* Short exercise
Please transcribe the data that follows without the pictures, keeping every word the same.

>> BEGIN Data records

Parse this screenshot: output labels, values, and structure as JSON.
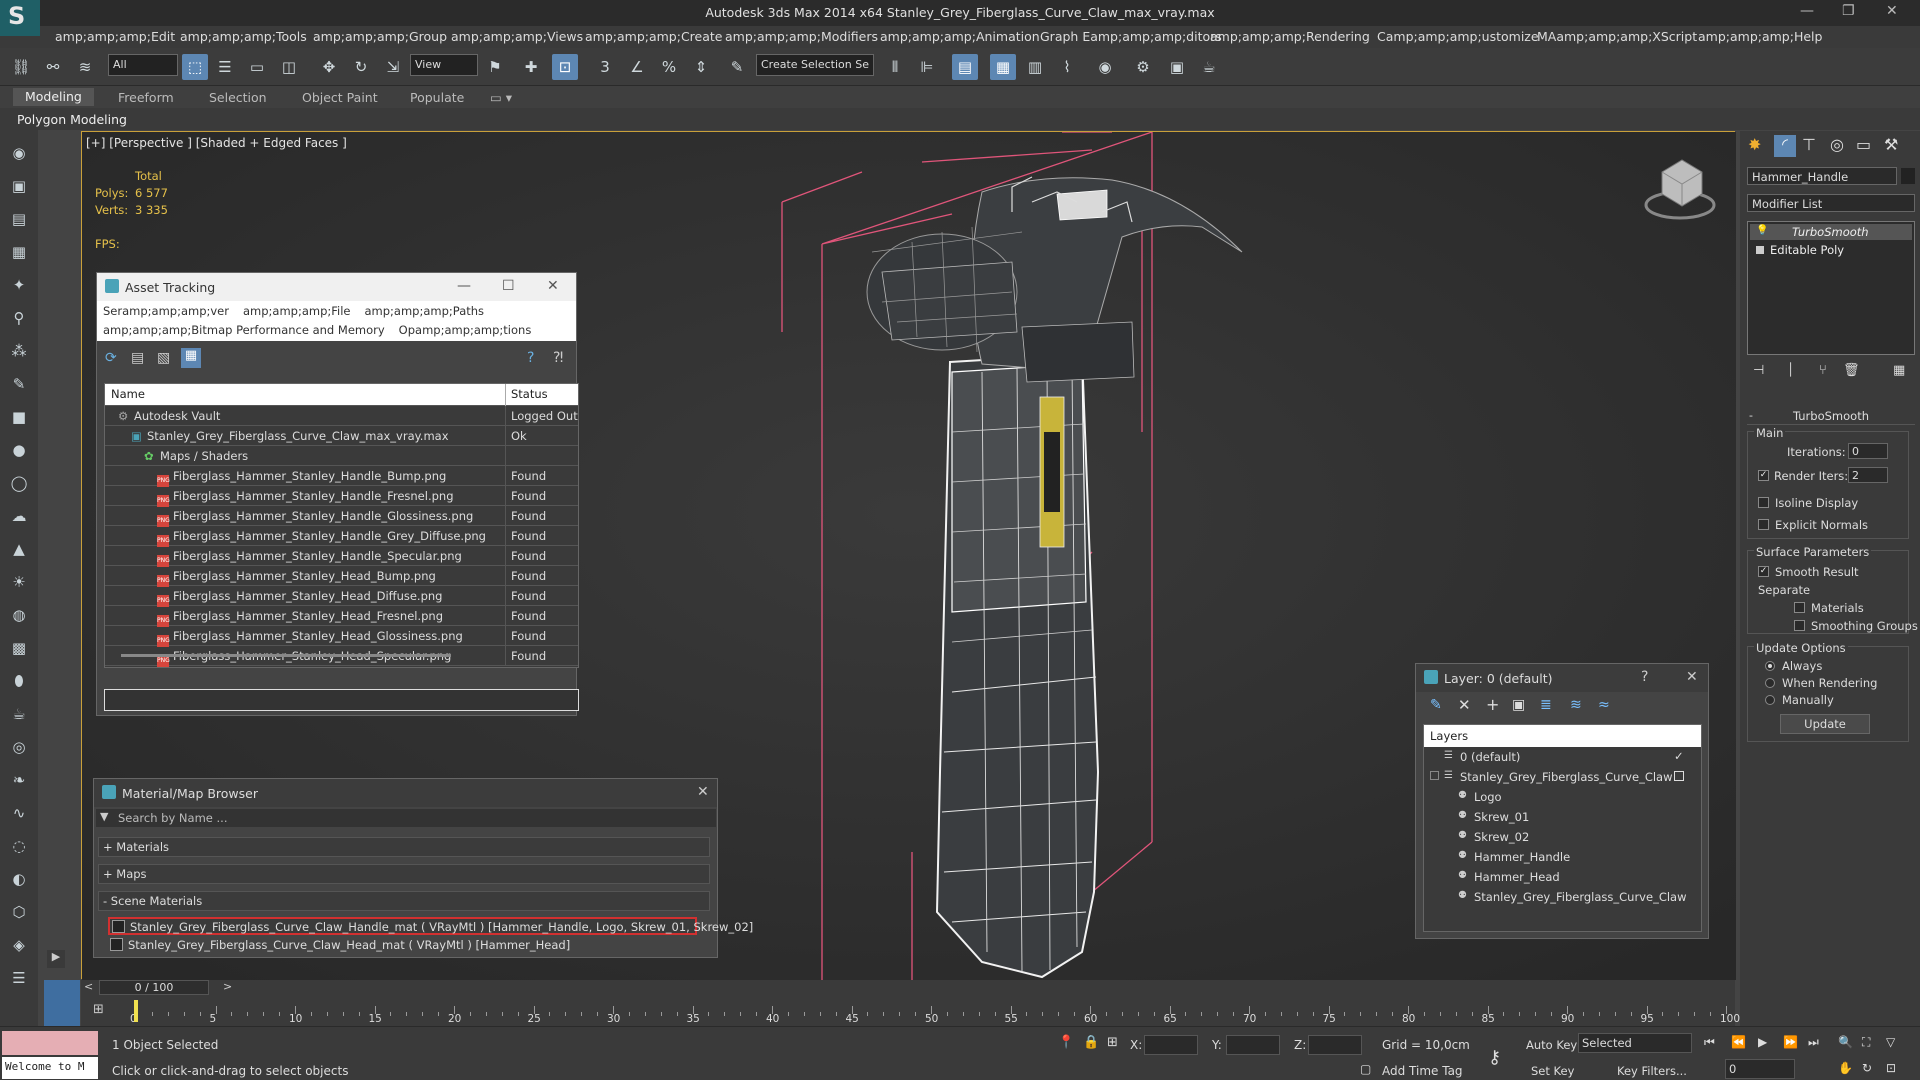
{
  "window": {
    "title": "Autodesk 3ds Max  2014 x64      Stanley_Grey_Fiberglass_Curve_Claw_max_vray.max",
    "logo_letter": "S"
  },
  "menu": [
    "amp;amp;amp;Edit",
    "amp;amp;amp;Tools",
    "amp;amp;amp;Group",
    "amp;amp;amp;Views",
    "amp;amp;amp;Create",
    "amp;amp;amp;Modifiers",
    "amp;amp;amp;Animation",
    "Graph Eamp;amp;amp;ditors",
    "amp;amp;amp;Rendering",
    "Camp;amp;amp;ustomize",
    "MAamp;amp;amp;XScript",
    "amp;amp;amp;Help"
  ],
  "toolbar": {
    "filter_value": "All",
    "refcoord_value": "View",
    "selection_set_placeholder": "Create Selection Se"
  },
  "ribbon": {
    "tabs": [
      "Modeling",
      "Freeform",
      "Selection",
      "Object Paint",
      "Populate"
    ],
    "active": "Modeling",
    "subtitle": "Polygon Modeling"
  },
  "viewport": {
    "label": "[+] [Perspective ] [Shaded + Edged Faces ]",
    "stats": {
      "total_label": "Total",
      "polys_label": "Polys:",
      "polys_value": "6 577",
      "verts_label": "Verts:",
      "verts_value": "3 335",
      "fps_label": "FPS:"
    }
  },
  "asset_tracking": {
    "title": "Asset Tracking",
    "menu1": [
      "Seramp;amp;amp;ver",
      "amp;amp;amp;File",
      "amp;amp;amp;Paths"
    ],
    "menu2": [
      "amp;amp;amp;Bitmap Performance and Memory",
      "Opamp;amp;amp;tions"
    ],
    "col_name": "Name",
    "col_status": "Status",
    "rows": [
      {
        "name": "Autodesk Vault",
        "status": "Logged Out",
        "indent": 1,
        "icon": "vault"
      },
      {
        "name": "Stanley_Grey_Fiberglass_Curve_Claw_max_vray.max",
        "status": "Ok",
        "indent": 2,
        "icon": "max"
      },
      {
        "name": "Maps / Shaders",
        "status": "",
        "indent": 3,
        "icon": "maps"
      },
      {
        "name": "Fiberglass_Hammer_Stanley_Handle_Bump.png",
        "status": "Found",
        "indent": 4,
        "icon": "png"
      },
      {
        "name": "Fiberglass_Hammer_Stanley_Handle_Fresnel.png",
        "status": "Found",
        "indent": 4,
        "icon": "png"
      },
      {
        "name": "Fiberglass_Hammer_Stanley_Handle_Glossiness.png",
        "status": "Found",
        "indent": 4,
        "icon": "png"
      },
      {
        "name": "Fiberglass_Hammer_Stanley_Handle_Grey_Diffuse.png",
        "status": "Found",
        "indent": 4,
        "icon": "png"
      },
      {
        "name": "Fiberglass_Hammer_Stanley_Handle_Specular.png",
        "status": "Found",
        "indent": 4,
        "icon": "png"
      },
      {
        "name": "Fiberglass_Hammer_Stanley_Head_Bump.png",
        "status": "Found",
        "indent": 4,
        "icon": "png"
      },
      {
        "name": "Fiberglass_Hammer_Stanley_Head_Diffuse.png",
        "status": "Found",
        "indent": 4,
        "icon": "png"
      },
      {
        "name": "Fiberglass_Hammer_Stanley_Head_Fresnel.png",
        "status": "Found",
        "indent": 4,
        "icon": "png"
      },
      {
        "name": "Fiberglass_Hammer_Stanley_Head_Glossiness.png",
        "status": "Found",
        "indent": 4,
        "icon": "png"
      },
      {
        "name": "Fiberglass_Hammer_Stanley_Head_Specular.png",
        "status": "Found",
        "indent": 4,
        "icon": "png"
      }
    ]
  },
  "material_browser": {
    "title": "Material/Map Browser",
    "search_placeholder": "Search by Name ...",
    "groups": [
      "+ Materials",
      "+ Maps",
      "- Scene Materials"
    ],
    "materials": [
      "Stanley_Grey_Fiberglass_Curve_Claw_Handle_mat  ( VRayMtl ) [Hammer_Handle, Logo, Skrew_01, Skrew_02]",
      "Stanley_Grey_Fiberglass_Curve_Claw_Head_mat  ( VRayMtl ) [Hammer_Head]"
    ]
  },
  "layers": {
    "title": "Layer: 0 (default)",
    "help": "?",
    "header": "Layers",
    "items": [
      {
        "name": "0 (default)",
        "level": 0
      },
      {
        "name": "Stanley_Grey_Fiberglass_Curve_Claw",
        "level": 0
      },
      {
        "name": "Logo",
        "level": 1
      },
      {
        "name": "Skrew_01",
        "level": 1
      },
      {
        "name": "Skrew_02",
        "level": 1
      },
      {
        "name": "Hammer_Handle",
        "level": 1
      },
      {
        "name": "Hammer_Head",
        "level": 1
      },
      {
        "name": "Stanley_Grey_Fiberglass_Curve_Claw",
        "level": 1
      }
    ]
  },
  "command_panel": {
    "object_name": "Hammer_Handle",
    "modifier_list": "Modifier List",
    "stack": [
      "TurboSmooth",
      "Editable Poly"
    ],
    "rollout_title": "TurboSmooth",
    "main_label": "Main",
    "iterations_label": "Iterations:",
    "iterations_value": "0",
    "render_iters_label": "Render Iters:",
    "render_iters_value": "2",
    "isoline_label": "Isoline Display",
    "explicit_normals_label": "Explicit Normals",
    "surface_params_label": "Surface Parameters",
    "smooth_result_label": "Smooth Result",
    "separate_label": "Separate",
    "materials_label": "Materials",
    "smoothing_groups_label": "Smoothing Groups",
    "update_options_label": "Update Options",
    "always_label": "Always",
    "when_rendering_label": "When Rendering",
    "manually_label": "Manually",
    "update_button": "Update"
  },
  "timeline": {
    "frame": "0 / 100",
    "ticks": [
      "0",
      "5",
      "10",
      "15",
      "20",
      "25",
      "30",
      "35",
      "40",
      "45",
      "50",
      "55",
      "60",
      "65",
      "70",
      "75",
      "80",
      "85",
      "90",
      "95",
      "100"
    ]
  },
  "status": {
    "maxscript": "Welcome to M",
    "selected": "1 Object Selected",
    "prompt": "Click or click-and-drag to select objects",
    "x_label": "X:",
    "y_label": "Y:",
    "z_label": "Z:",
    "grid": "Grid = 10,0cm",
    "add_time_tag": "Add Time Tag",
    "auto_key": "Auto Key",
    "set_key": "Set Key",
    "selected_dropdown": "Selected",
    "key_filters": "Key Filters...",
    "frame_value": "0"
  },
  "colors": {
    "accent": "#5d87b3",
    "viewport_border": "#c9a03a",
    "stat_text": "#e6c14a",
    "hammer_head": "#3a3d40"
  }
}
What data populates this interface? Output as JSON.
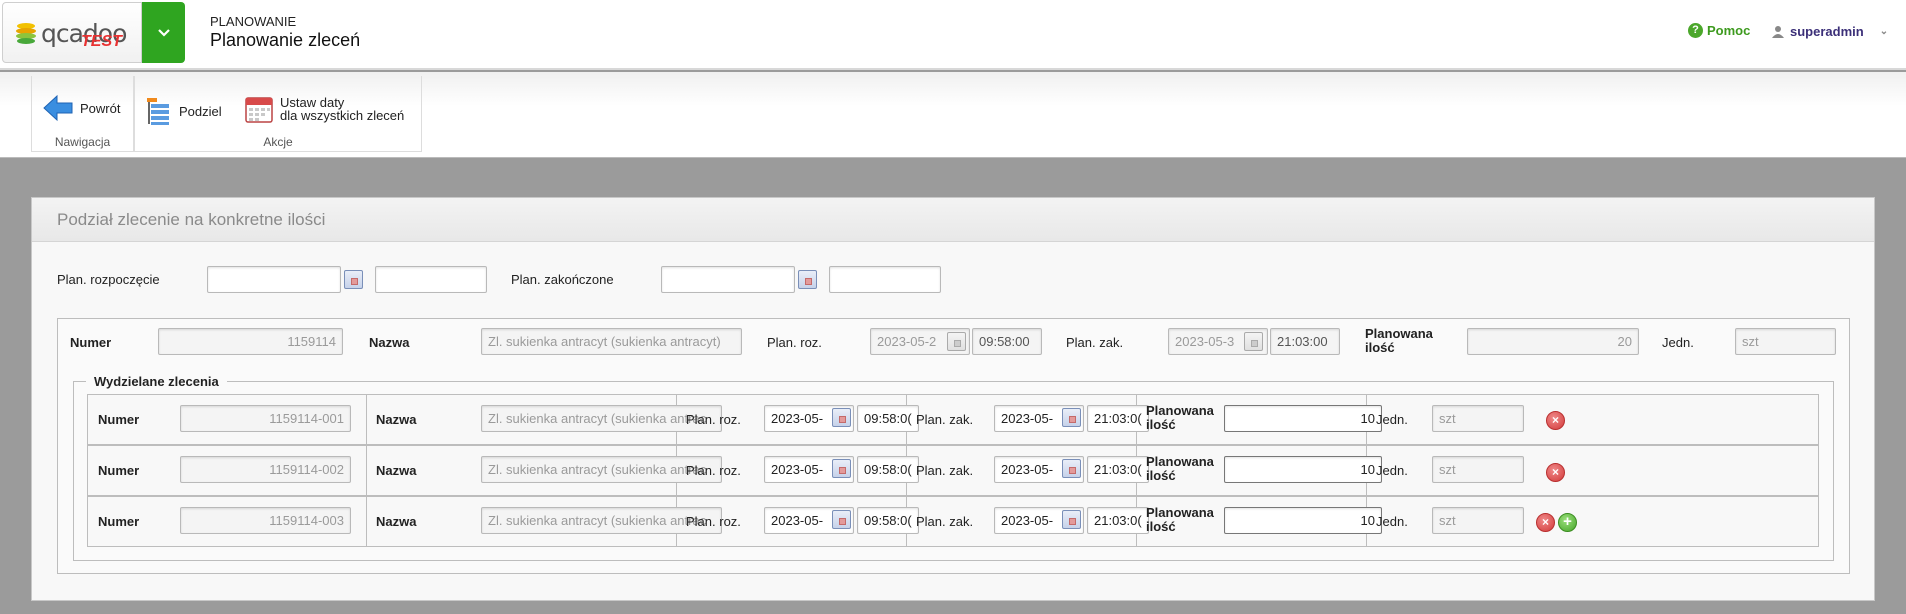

>> END Data records

* Solution to the exercise
Parse this screenshot: output labels, values, and structure as JSON.
{
  "window": {
    "title": "Autodesk 3ds Max  2014 x64      Stanley_Grey_Fiberglass_Curve_Claw_max_vray.max",
    "logo_letter": "S"
  },
  "menu": [
    "amp;amp;amp;Edit",
    "amp;amp;amp;Tools",
    "amp;amp;amp;Group",
    "amp;amp;amp;Views",
    "amp;amp;amp;Create",
    "amp;amp;amp;Modifiers",
    "amp;amp;amp;Animation",
    "Graph Eamp;amp;amp;ditors",
    "amp;amp;amp;Rendering",
    "Camp;amp;amp;ustomize",
    "MAamp;amp;amp;XScript",
    "amp;amp;amp;Help"
  ],
  "toolbar": {
    "filter_value": "All",
    "refcoord_value": "View",
    "selection_set_placeholder": "Create Selection Se"
  },
  "ribbon": {
    "tabs": [
      "Modeling",
      "Freeform",
      "Selection",
      "Object Paint",
      "Populate"
    ],
    "active": "Modeling",
    "subtitle": "Polygon Modeling"
  },
  "viewport": {
    "label": "[+] [Perspective ] [Shaded + Edged Faces ]",
    "stats": {
      "total_label": "Total",
      "polys_label": "Polys:",
      "polys_value": "6 577",
      "verts_label": "Verts:",
      "verts_value": "3 335",
      "fps_label": "FPS:"
    }
  },
  "asset_tracking": {
    "title": "Asset Tracking",
    "menu1": [
      "Seramp;amp;amp;ver",
      "amp;amp;amp;File",
      "amp;amp;amp;Paths"
    ],
    "menu2": [
      "amp;amp;amp;Bitmap Performance and Memory",
      "Opamp;amp;amp;tions"
    ],
    "col_name": "Name",
    "col_status": "Status",
    "rows": [
      {
        "name": "Autodesk Vault",
        "status": "Logged Out",
        "indent": 1,
        "icon": "vault"
      },
      {
        "name": "Stanley_Grey_Fiberglass_Curve_Claw_max_vray.max",
        "status": "Ok",
        "indent": 2,
        "icon": "max"
      },
      {
        "name": "Maps / Shaders",
        "status": "",
        "indent": 3,
        "icon": "maps"
      },
      {
        "name": "Fiberglass_Hammer_Stanley_Handle_Bump.png",
        "status": "Found",
        "indent": 4,
        "icon": "png"
      },
      {
        "name": "Fiberglass_Hammer_Stanley_Handle_Fresnel.png",
        "status": "Found",
        "indent": 4,
        "icon": "png"
      },
      {
        "name": "Fiberglass_Hammer_Stanley_Handle_Glossiness.png",
        "status": "Found",
        "indent": 4,
        "icon": "png"
      },
      {
        "name": "Fiberglass_Hammer_Stanley_Handle_Grey_Diffuse.png",
        "status": "Found",
        "indent": 4,
        "icon": "png"
      },
      {
        "name": "Fiberglass_Hammer_Stanley_Handle_Specular.png",
        "status": "Found",
        "indent": 4,
        "icon": "png"
      },
      {
        "name": "Fiberglass_Hammer_Stanley_Head_Bump.png",
        "status": "Found",
        "indent": 4,
        "icon": "png"
      },
      {
        "name": "Fiberglass_Hammer_Stanley_Head_Diffuse.png",
        "status": "Found",
        "indent": 4,
        "icon": "png"
      },
      {
        "name": "Fiberglass_Hammer_Stanley_Head_Fresnel.png",
        "status": "Found",
        "indent": 4,
        "icon": "png"
      },
      {
        "name": "Fiberglass_Hammer_Stanley_Head_Glossiness.png",
        "status": "Found",
        "indent": 4,
        "icon": "png"
      },
      {
        "name": "Fiberglass_Hammer_Stanley_Head_Specular.png",
        "status": "Found",
        "indent": 4,
        "icon": "png"
      }
    ]
  },
  "material_browser": {
    "title": "Material/Map Browser",
    "search_placeholder": "Search by Name ...",
    "groups": [
      "+ Materials",
      "+ Maps",
      "- Scene Materials"
    ],
    "materials": [
      "Stanley_Grey_Fiberglass_Curve_Claw_Handle_mat  ( VRayMtl ) [Hammer_Handle, Logo, Skrew_01, Skrew_02]",
      "Stanley_Grey_Fiberglass_Curve_Claw_Head_mat  ( VRayMtl ) [Hammer_Head]"
    ]
  },
  "layers": {
    "title": "Layer: 0 (default)",
    "help": "?",
    "header": "Layers",
    "items": [
      {
        "name": "0 (default)",
        "level": 0
      },
      {
        "name": "Stanley_Grey_Fiberglass_Curve_Claw",
        "level": 0
      },
      {
        "name": "Logo",
        "level": 1
      },
      {
        "name": "Skrew_01",
        "level": 1
      },
      {
        "name": "Skrew_02",
        "level": 1
      },
      {
        "name": "Hammer_Handle",
        "level": 1
      },
      {
        "name": "Hammer_Head",
        "level": 1
      },
      {
        "name": "Stanley_Grey_Fiberglass_Curve_Claw",
        "level": 1
      }
    ]
  },
  "command_panel": {
    "object_name": "Hammer_Handle",
    "modifier_list": "Modifier List",
    "stack": [
      "TurboSmooth",
      "Editable Poly"
    ],
    "rollout_title": "TurboSmooth",
    "main_label": "Main",
    "iterations_label": "Iterations:",
    "iterations_value": "0",
    "render_iters_label": "Render Iters:",
    "render_iters_value": "2",
    "isoline_label": "Isoline Display",
    "explicit_normals_label": "Explicit Normals",
    "surface_params_label": "Surface Parameters",
    "smooth_result_label": "Smooth Result",
    "separate_label": "Separate",
    "materials_label": "Materials",
    "smoothing_groups_label": "Smoothing Groups",
    "update_options_label": "Update Options",
    "always_label": "Always",
    "when_rendering_label": "When Rendering",
    "manually_label": "Manually",
    "update_button": "Update"
  },
  "timeline": {
    "frame": "0 / 100",
    "ticks": [
      "0",
      "5",
      "10",
      "15",
      "20",
      "25",
      "30",
      "35",
      "40",
      "45",
      "50",
      "55",
      "60",
      "65",
      "70",
      "75",
      "80",
      "85",
      "90",
      "95",
      "100"
    ]
  },
  "status": {
    "maxscript": "Welcome to M",
    "selected": "1 Object Selected",
    "prompt": "Click or click-and-drag to select objects",
    "x_label": "X:",
    "y_label": "Y:",
    "z_label": "Z:",
    "grid": "Grid = 10,0cm",
    "add_time_tag": "Add Time Tag",
    "auto_key": "Auto Key",
    "set_key": "Set Key",
    "selected_dropdown": "Selected",
    "key_filters": "Key Filters...",
    "frame_value": "0"
  },
  "colors": {
    "accent": "#5d87b3",
    "viewport_border": "#c9a03a",
    "stat_text": "#e6c14a",
    "hammer_head": "#3a3d40"
  }
}
What data populates this interface? Output as JSON.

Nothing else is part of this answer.